Tasks:
1. Reproduce the passage of the match report that runs from "It may not have" to "in serious crisis.".
2. Answer these questions from the match report:
(a) How many games long is the winless run after this draw?
(b) How many days have passed since United were on the brink of securing their place in the Champions League last 16?
(c) Which opponent were United playing at Old Trafford when a single goal would have booked their place?

Extract provided:
+---+
Monday 28 December 2015

A turning point... or a sign of how bad things have become.

It was another 0-0 at Old Trafford but it might have bought under-fire Dutchman Louis van Gaal some breathing space after four straight defeats.

No-score OT stalemates have sent LVG's stock plummeting this season but this was one that may just have salvaged his job for a shade longer.

Hard to imagine you'd be trumpeting a 0-0 scoreline that stretched a winless run to eight games but beggars can't be choosers in bleak times like these at United.

It may not have brought to a halt to that damaging eight match stat but this display did at least arrest a performance graph that was plunging off the plus scale.

It's just 34 days since United were on the brink of rubber-stamping their place in the Champions League last 16 knockout phase.
All that was needed was a goal against PSV Eindhoven at Old Trafford and the grim landscape at United just over a month on wouldn't have been so bleak.

But once the Reds failed to book their Euro ticket early the whole campaign disintegrated.

From that 0-0 failure the problems have grown out of proportion.

Confidence and belief have eroded virtually overnight and the slide since has been alarming.
A Champions League KO, dropping out of the top four and a manager under siege and a club in serious crisis.
+---+
Listed records:
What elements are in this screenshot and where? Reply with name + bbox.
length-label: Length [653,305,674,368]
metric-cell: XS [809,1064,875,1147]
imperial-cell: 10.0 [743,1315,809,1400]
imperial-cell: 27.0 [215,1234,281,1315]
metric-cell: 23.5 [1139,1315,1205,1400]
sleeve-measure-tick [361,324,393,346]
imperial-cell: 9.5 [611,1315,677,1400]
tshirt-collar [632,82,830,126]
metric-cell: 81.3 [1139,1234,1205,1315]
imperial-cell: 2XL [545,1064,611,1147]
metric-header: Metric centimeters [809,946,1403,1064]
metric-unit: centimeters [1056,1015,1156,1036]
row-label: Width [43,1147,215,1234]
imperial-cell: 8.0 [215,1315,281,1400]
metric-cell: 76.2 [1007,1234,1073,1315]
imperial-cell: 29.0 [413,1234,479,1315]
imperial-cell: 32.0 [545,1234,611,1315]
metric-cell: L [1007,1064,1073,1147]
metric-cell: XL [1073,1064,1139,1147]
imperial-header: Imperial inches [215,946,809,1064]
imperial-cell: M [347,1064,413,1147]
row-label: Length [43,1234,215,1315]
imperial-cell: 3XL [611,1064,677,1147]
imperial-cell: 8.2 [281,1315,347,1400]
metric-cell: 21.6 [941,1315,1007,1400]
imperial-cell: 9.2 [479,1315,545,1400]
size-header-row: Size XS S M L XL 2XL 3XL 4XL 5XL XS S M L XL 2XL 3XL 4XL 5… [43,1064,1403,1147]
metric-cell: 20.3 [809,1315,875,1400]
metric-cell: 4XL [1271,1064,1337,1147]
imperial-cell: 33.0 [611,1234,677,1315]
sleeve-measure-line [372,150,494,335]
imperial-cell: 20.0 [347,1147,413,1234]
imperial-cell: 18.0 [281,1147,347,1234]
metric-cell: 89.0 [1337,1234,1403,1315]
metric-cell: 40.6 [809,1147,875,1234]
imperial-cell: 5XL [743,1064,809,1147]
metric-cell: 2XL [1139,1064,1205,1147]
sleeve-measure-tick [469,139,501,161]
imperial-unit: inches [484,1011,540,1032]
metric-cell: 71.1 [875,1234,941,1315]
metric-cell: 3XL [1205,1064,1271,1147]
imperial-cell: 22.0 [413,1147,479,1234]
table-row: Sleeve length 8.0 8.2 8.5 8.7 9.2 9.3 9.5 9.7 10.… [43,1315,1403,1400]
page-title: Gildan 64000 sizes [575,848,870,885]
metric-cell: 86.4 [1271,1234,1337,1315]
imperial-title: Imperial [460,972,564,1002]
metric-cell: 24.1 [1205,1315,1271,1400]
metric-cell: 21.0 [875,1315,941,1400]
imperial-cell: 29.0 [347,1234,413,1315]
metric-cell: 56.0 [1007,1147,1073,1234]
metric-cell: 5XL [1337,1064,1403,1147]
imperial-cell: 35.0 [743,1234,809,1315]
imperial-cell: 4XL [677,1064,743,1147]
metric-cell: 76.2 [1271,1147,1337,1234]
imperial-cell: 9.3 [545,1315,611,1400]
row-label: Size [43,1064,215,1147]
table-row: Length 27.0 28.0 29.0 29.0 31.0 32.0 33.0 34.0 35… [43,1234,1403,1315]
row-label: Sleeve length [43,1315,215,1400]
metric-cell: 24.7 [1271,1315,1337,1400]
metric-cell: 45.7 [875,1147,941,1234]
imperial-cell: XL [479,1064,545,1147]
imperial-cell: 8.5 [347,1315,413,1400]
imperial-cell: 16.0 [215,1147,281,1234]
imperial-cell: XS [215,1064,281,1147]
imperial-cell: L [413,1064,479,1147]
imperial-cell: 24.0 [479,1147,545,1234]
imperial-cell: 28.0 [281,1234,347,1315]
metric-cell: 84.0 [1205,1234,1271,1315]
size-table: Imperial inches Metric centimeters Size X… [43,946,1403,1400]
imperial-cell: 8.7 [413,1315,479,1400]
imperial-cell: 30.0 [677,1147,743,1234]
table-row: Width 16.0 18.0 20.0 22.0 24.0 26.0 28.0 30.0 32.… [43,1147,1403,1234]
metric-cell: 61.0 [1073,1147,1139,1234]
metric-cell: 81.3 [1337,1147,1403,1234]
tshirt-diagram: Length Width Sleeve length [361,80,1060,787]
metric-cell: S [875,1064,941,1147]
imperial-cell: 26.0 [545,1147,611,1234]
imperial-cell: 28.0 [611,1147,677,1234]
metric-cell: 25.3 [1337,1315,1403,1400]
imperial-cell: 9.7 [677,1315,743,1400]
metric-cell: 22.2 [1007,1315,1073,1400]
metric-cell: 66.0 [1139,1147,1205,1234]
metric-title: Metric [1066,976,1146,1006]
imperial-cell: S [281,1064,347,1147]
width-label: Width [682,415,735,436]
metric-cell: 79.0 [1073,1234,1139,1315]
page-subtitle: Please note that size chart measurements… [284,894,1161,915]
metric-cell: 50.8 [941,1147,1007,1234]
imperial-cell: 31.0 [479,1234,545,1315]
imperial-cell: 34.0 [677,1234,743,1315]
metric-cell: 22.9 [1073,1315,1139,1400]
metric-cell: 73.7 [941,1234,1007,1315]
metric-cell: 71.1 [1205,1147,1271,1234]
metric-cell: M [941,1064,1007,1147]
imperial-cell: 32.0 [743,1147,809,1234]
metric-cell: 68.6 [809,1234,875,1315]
+---+
The replies:
1.
It may not have brought to a halt to that damaging eight match stat but this display did at least arrest a performance graph that was plunging off the plus scale.

It's just 34 days since United were on the brink of rubber-stamping their place in the Champions League last 16 knockout phase.
All that was needed was a goal against PSV Eindhoven at Old Trafford and the grim landscape at United just over a month on wouldn't have been so bleak.

But once the Reds failed to book their Euro ticket early the whole campaign disintegrated.

From that 0-0 failure the problems have grown out of proportion.

Confidence and belief have eroded virtually overnight and the slide since has been alarming.
A Champions League KO, dropping out of the top four and a manager under siege and a club in serious crisis.

2.
(a) Eight games.
(b) 34 days.
(c) PSV Eindhoven.